GIVEN PROBLEM – Select and reproduce each line of the listing below that bears the string "unas".

THE RECORDS –
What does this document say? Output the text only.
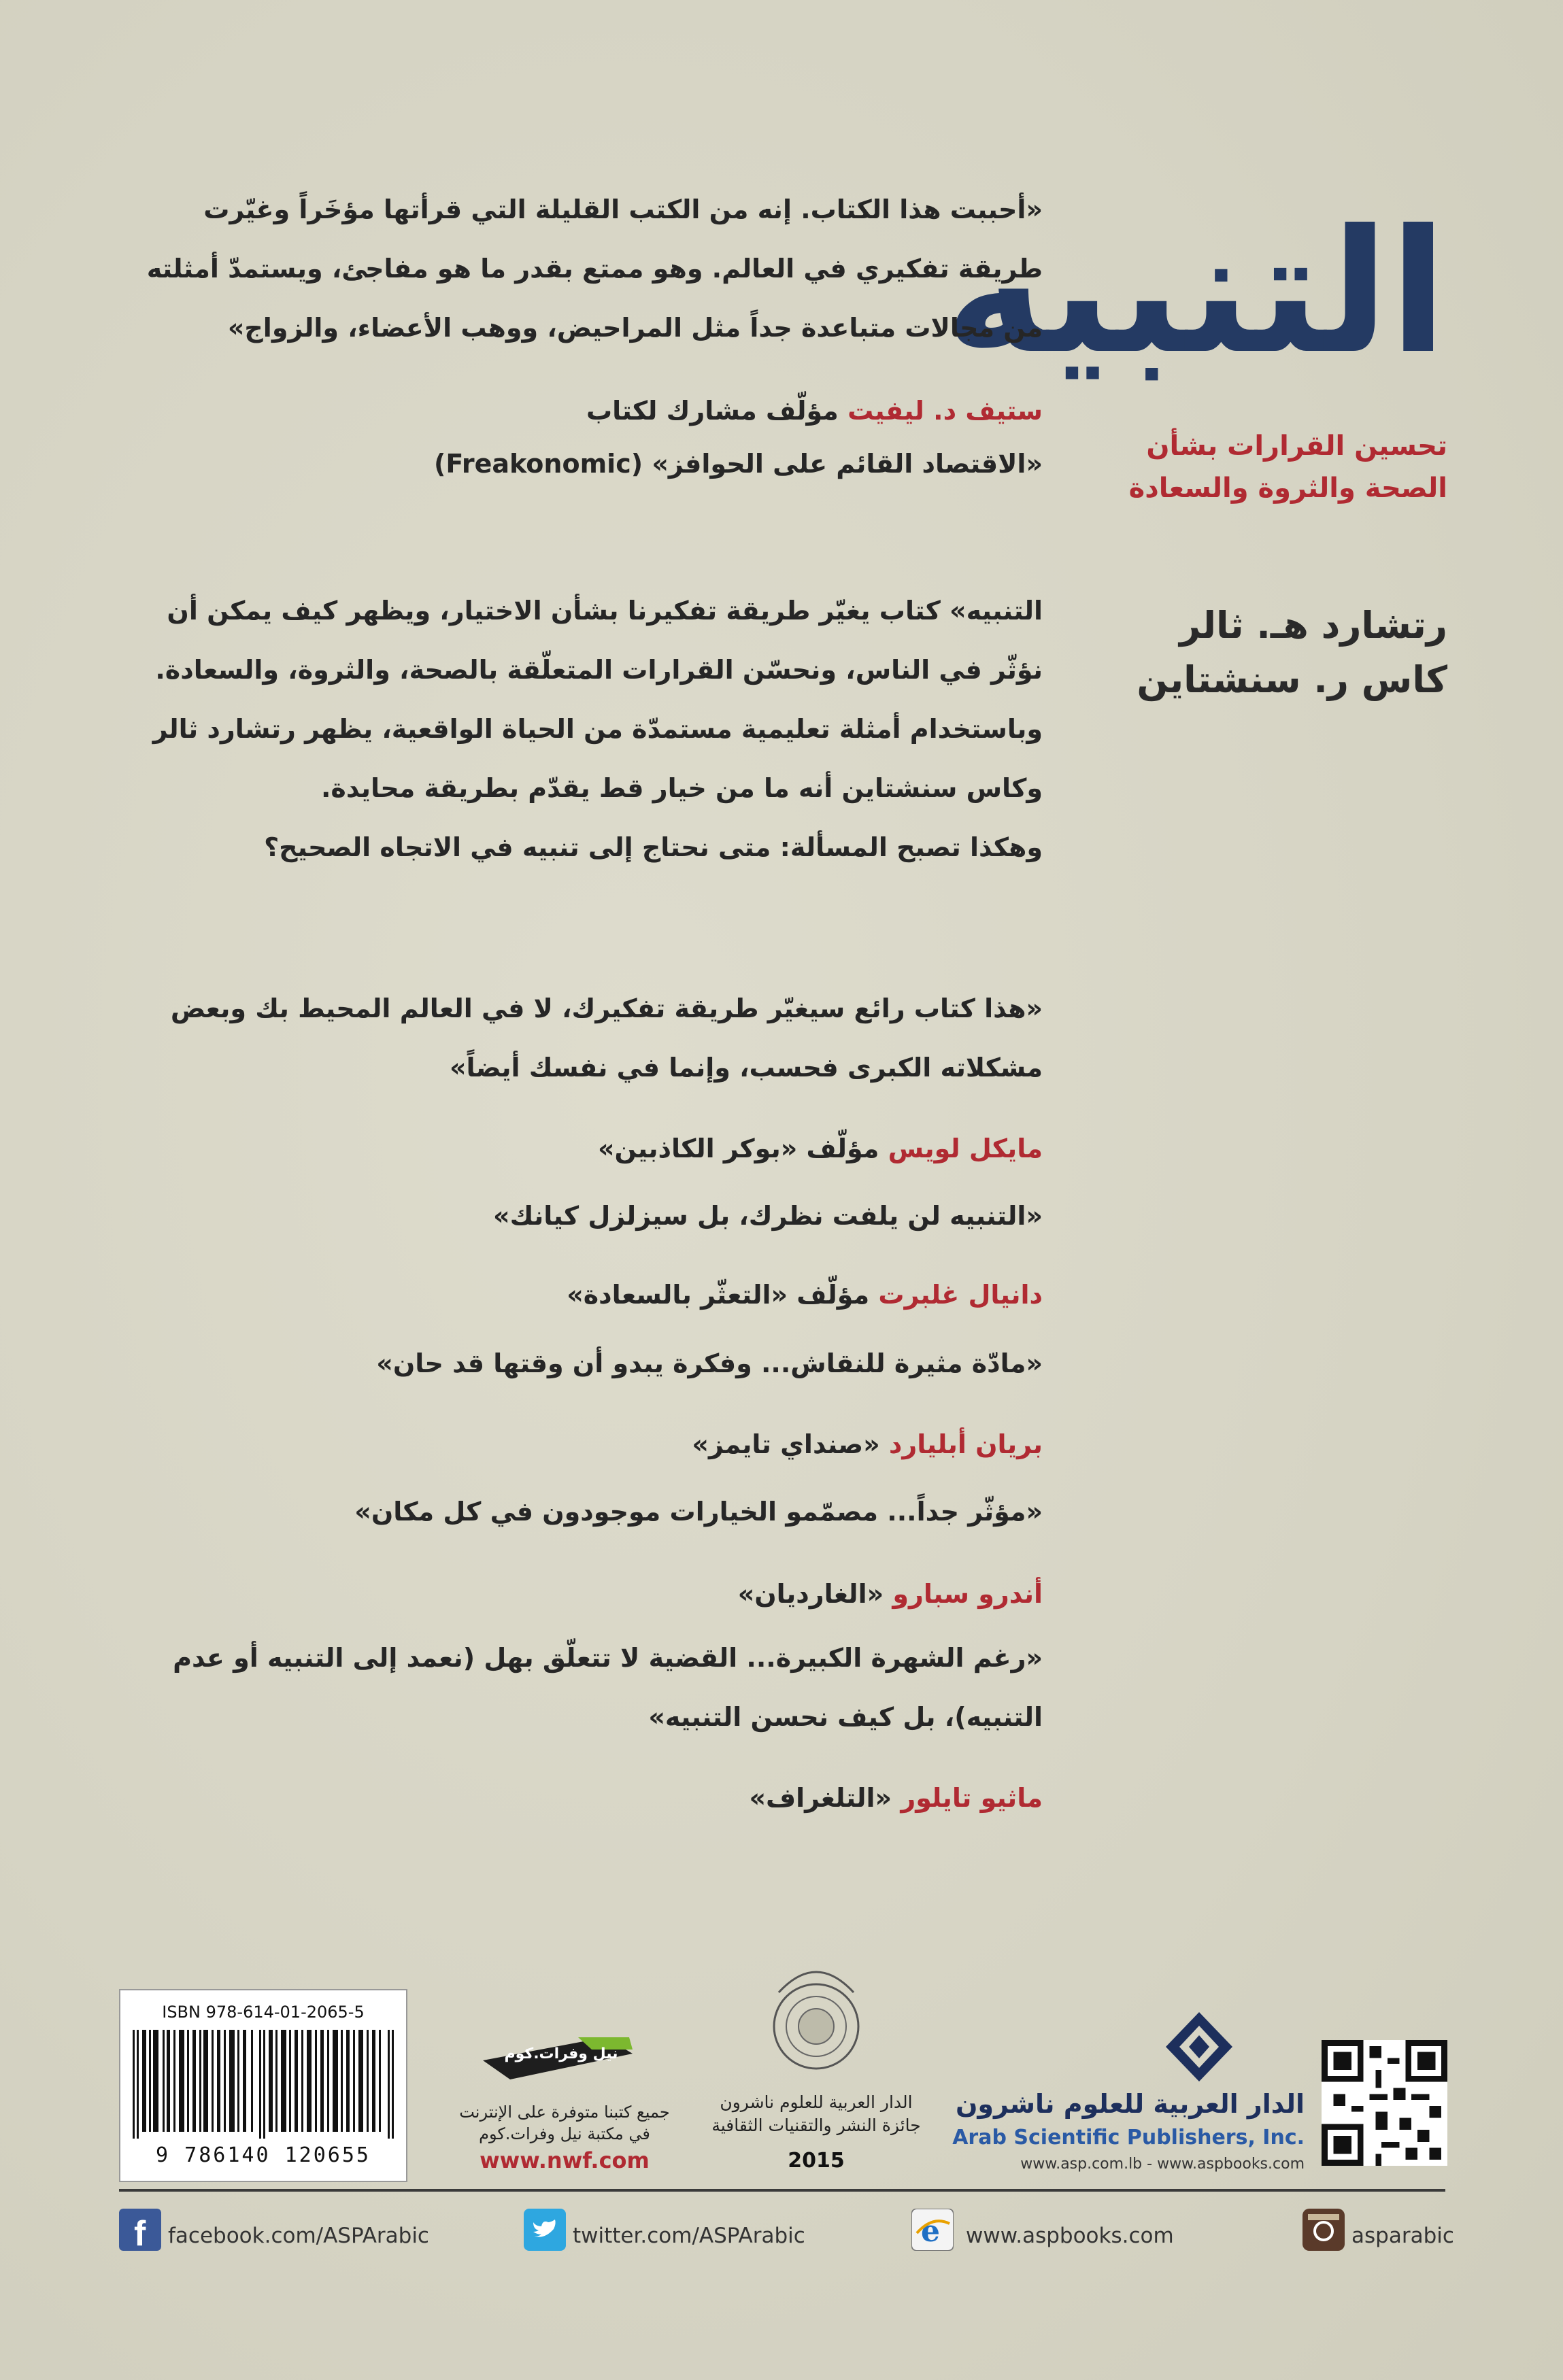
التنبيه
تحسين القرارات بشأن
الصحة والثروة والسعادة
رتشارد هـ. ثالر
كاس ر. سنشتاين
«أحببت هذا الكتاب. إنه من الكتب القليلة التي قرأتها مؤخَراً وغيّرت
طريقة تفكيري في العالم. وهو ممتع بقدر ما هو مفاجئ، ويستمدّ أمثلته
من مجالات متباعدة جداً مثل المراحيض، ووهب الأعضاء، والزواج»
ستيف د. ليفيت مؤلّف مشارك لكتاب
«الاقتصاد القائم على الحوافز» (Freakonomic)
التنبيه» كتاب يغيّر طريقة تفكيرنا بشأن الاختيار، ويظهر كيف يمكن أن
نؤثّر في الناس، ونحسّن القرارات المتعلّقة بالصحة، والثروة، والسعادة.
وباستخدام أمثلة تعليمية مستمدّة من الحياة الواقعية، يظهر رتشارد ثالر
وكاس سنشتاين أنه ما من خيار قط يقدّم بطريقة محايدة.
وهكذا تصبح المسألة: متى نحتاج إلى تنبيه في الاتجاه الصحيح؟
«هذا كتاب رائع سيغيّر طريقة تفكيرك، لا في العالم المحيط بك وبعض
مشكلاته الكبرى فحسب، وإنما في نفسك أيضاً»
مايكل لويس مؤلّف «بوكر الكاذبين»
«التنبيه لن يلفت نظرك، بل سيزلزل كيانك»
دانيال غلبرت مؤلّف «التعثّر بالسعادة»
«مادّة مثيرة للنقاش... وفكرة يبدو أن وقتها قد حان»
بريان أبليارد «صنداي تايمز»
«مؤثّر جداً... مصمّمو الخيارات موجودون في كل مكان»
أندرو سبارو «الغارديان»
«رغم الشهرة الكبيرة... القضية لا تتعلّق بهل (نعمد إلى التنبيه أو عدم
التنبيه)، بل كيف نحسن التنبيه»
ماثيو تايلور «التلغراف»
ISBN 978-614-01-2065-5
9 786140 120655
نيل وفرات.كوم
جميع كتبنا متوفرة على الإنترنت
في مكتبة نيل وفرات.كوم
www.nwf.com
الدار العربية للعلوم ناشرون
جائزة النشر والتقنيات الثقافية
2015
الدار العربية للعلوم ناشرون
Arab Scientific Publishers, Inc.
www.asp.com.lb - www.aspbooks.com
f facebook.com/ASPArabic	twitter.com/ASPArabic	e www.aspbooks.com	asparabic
==
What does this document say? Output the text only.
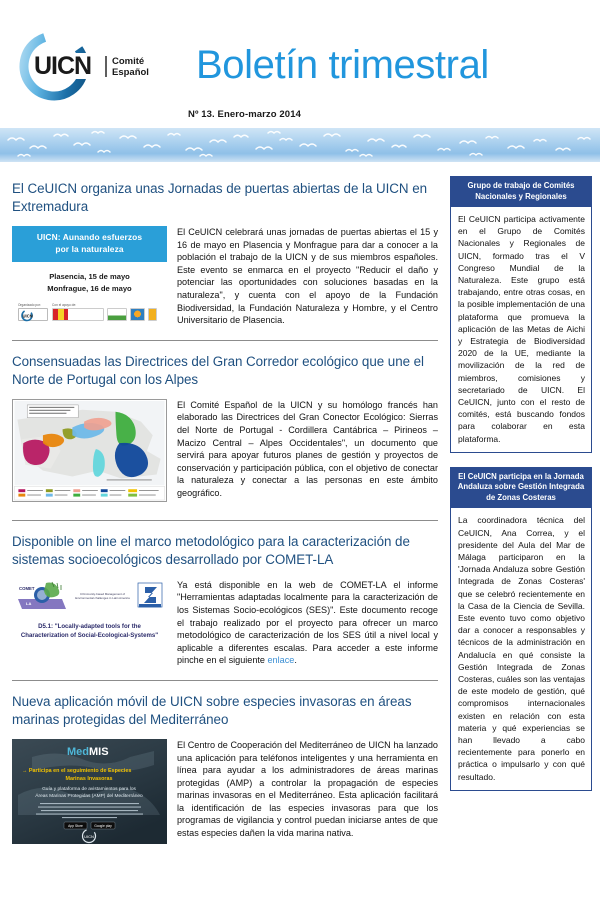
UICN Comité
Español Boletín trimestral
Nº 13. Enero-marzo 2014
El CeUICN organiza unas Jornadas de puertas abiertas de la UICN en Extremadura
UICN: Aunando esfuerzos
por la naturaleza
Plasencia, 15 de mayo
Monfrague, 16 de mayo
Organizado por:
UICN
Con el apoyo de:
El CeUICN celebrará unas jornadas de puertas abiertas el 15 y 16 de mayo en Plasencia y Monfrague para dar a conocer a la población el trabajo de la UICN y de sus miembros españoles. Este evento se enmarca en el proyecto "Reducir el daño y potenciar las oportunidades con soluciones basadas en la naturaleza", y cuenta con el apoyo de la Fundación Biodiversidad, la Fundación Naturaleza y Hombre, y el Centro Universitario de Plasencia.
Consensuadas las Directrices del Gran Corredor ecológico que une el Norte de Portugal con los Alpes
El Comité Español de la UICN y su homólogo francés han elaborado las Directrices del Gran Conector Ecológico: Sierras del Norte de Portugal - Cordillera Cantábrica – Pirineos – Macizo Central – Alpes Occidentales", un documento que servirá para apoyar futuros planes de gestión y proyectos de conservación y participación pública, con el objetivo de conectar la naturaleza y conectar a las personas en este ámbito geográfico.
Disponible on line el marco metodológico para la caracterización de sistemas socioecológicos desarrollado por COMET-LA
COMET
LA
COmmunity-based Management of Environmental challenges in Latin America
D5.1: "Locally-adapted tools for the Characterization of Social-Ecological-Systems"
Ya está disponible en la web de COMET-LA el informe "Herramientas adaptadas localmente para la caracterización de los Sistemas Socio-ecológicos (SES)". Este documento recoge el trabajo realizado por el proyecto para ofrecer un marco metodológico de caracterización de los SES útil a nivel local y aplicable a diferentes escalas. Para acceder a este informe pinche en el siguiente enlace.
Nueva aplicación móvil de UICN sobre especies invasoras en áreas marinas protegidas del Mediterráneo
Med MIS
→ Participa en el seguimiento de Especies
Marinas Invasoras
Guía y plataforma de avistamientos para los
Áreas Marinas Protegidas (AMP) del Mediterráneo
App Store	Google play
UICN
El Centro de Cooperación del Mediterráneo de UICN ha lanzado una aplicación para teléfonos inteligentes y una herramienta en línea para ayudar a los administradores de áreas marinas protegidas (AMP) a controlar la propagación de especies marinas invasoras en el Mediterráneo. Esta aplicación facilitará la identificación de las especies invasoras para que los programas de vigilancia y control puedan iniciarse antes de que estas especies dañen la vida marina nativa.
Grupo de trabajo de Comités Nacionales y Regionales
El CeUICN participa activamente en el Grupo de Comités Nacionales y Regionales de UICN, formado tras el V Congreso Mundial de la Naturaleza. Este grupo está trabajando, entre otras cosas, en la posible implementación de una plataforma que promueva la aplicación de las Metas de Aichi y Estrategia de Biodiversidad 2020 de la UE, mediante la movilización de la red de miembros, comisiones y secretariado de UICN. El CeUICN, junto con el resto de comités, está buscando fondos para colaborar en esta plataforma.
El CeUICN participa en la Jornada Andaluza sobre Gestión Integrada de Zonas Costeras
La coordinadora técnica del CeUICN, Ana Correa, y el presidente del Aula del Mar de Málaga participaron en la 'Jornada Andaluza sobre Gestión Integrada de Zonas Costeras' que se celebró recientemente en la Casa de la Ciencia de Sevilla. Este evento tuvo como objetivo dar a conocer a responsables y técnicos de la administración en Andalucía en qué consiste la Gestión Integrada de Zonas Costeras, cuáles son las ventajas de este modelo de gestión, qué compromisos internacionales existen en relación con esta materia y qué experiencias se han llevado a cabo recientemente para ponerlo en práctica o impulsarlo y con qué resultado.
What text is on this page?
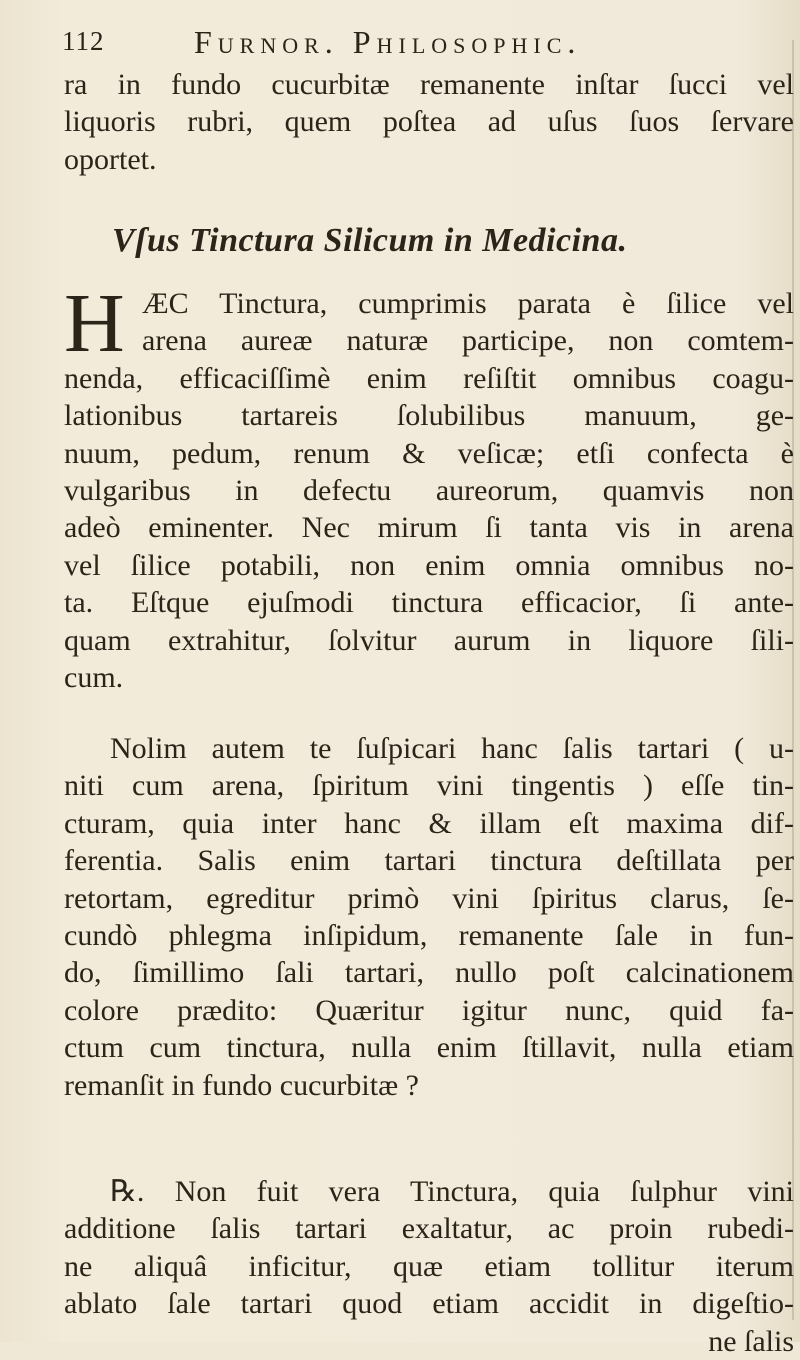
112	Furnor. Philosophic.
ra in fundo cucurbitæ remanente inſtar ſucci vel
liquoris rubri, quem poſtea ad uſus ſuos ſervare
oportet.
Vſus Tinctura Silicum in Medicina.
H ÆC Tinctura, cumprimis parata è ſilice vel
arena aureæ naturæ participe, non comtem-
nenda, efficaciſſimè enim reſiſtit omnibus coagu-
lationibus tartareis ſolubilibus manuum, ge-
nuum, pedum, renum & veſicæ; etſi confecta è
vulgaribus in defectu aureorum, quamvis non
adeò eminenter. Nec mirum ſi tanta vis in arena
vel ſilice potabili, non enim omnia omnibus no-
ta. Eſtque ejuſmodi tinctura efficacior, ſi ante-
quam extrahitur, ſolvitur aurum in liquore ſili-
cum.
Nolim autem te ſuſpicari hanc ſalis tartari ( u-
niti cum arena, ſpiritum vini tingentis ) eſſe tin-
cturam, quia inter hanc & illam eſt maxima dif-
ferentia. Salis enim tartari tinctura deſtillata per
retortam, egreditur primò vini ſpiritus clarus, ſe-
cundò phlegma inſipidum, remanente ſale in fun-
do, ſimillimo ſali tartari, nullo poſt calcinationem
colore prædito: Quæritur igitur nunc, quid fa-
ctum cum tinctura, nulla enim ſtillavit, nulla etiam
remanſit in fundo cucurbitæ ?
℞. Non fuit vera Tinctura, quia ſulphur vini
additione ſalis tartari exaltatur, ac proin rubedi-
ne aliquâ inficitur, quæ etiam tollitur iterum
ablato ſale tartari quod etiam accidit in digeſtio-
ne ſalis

RESULT OF THE TASK –
El CeUICN organiza unas Jornadas de puertas abiertas de la UICN en Extremadura
El CeUICN celebrará unas jornadas de puertas abiertas el 15 y 16 de mayo en Plasencia y Monfrague para dar a conocer a la población el trabajo de la UICN y de sus miembros españoles. Este evento se enmarca en el proyecto "Reducir el daño y potenciar las oportunidades con soluciones basadas en la naturaleza", y cuenta con el apoyo de la Fundación Biodiversidad, la Fundación Naturaleza y Hombre, y el Centro Universitario de Plasencia.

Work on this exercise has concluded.